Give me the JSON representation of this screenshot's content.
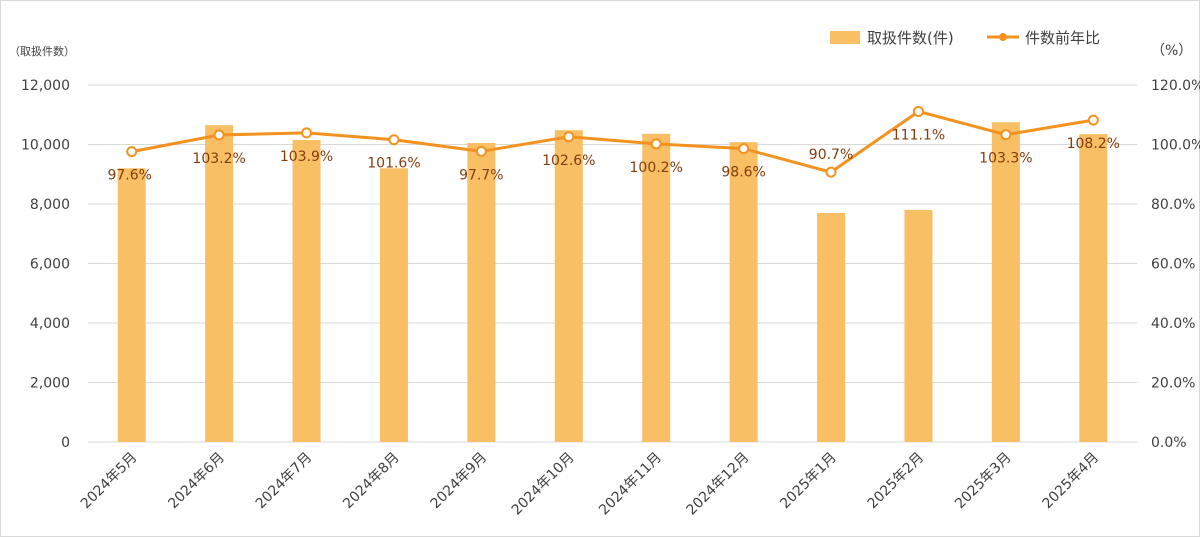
{
  "chart_data": {
    "type": "bar",
    "categories": [
      "2024年5月",
      "2024年6月",
      "2024年7月",
      "2024年8月",
      "2024年9月",
      "2024年10月",
      "2024年11月",
      "2024年12月",
      "2025年1月",
      "2025年2月",
      "2025年3月",
      "2025年4月"
    ],
    "series": [
      {
        "name": "取扱件数(件)",
        "type": "bar",
        "axis": "left",
        "values": [
          9200,
          10650,
          10150,
          9200,
          10050,
          10480,
          10360,
          10080,
          7700,
          7800,
          10750,
          10350
        ]
      },
      {
        "name": "件数前年比",
        "type": "line",
        "axis": "right",
        "values": [
          97.6,
          103.2,
          103.9,
          101.6,
          97.7,
          102.6,
          100.2,
          98.6,
          90.7,
          111.1,
          103.3,
          108.2
        ],
        "labels": [
          "97.6%",
          "103.2%",
          "103.9%",
          "101.6%",
          "97.7%",
          "102.6%",
          "100.2%",
          "98.6%",
          "90.7%",
          "111.1%",
          "103.3%",
          "108.2%"
        ]
      }
    ],
    "ylim_left": [
      0,
      12000
    ],
    "ylim_right": [
      0,
      120
    ],
    "yticks_left": [
      "0",
      "2,000",
      "4,000",
      "6,000",
      "8,000",
      "10,000",
      "12,000"
    ],
    "yticks_right": [
      "0.0%",
      "20.0%",
      "40.0%",
      "60.0%",
      "80.0%",
      "100.0%",
      "120.0%"
    ],
    "ylabel_left": "（取扱件数）",
    "ylabel_right": "（%）",
    "grid": true,
    "legend_position": "top-right",
    "colors": {
      "bar": "#f9bf65",
      "line": "#f3921f",
      "label": "#843c0c",
      "grid": "#d9d9d9",
      "text": "#404040"
    }
  }
}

SET TASK: Give back the whole listing as it stands, minus its pictures.

RESULT:
Give me the JSON representation of this screenshot's content.
{
  "chart_data": {
    "type": "bar",
    "categories": [
      "2024年5月",
      "2024年6月",
      "2024年7月",
      "2024年8月",
      "2024年9月",
      "2024年10月",
      "2024年11月",
      "2024年12月",
      "2025年1月",
      "2025年2月",
      "2025年3月",
      "2025年4月"
    ],
    "series": [
      {
        "name": "取扱件数(件)",
        "type": "bar",
        "axis": "left",
        "values": [
          9200,
          10650,
          10150,
          9200,
          10050,
          10480,
          10360,
          10080,
          7700,
          7800,
          10750,
          10350
        ]
      },
      {
        "name": "件数前年比",
        "type": "line",
        "axis": "right",
        "values": [
          97.6,
          103.2,
          103.9,
          101.6,
          97.7,
          102.6,
          100.2,
          98.6,
          90.7,
          111.1,
          103.3,
          108.2
        ],
        "labels": [
          "97.6%",
          "103.2%",
          "103.9%",
          "101.6%",
          "97.7%",
          "102.6%",
          "100.2%",
          "98.6%",
          "90.7%",
          "111.1%",
          "103.3%",
          "108.2%"
        ]
      }
    ],
    "ylim_left": [
      0,
      12000
    ],
    "ylim_right": [
      0,
      120
    ],
    "yticks_left": [
      "0",
      "2,000",
      "4,000",
      "6,000",
      "8,000",
      "10,000",
      "12,000"
    ],
    "yticks_right": [
      "0.0%",
      "20.0%",
      "40.0%",
      "60.0%",
      "80.0%",
      "100.0%",
      "120.0%"
    ],
    "ylabel_left": "（取扱件数）",
    "ylabel_right": "（%）",
    "grid": true,
    "legend_position": "top-right",
    "colors": {
      "bar": "#f9bf65",
      "line": "#f3921f",
      "label": "#843c0c",
      "grid": "#d9d9d9",
      "text": "#404040"
    }
  }
}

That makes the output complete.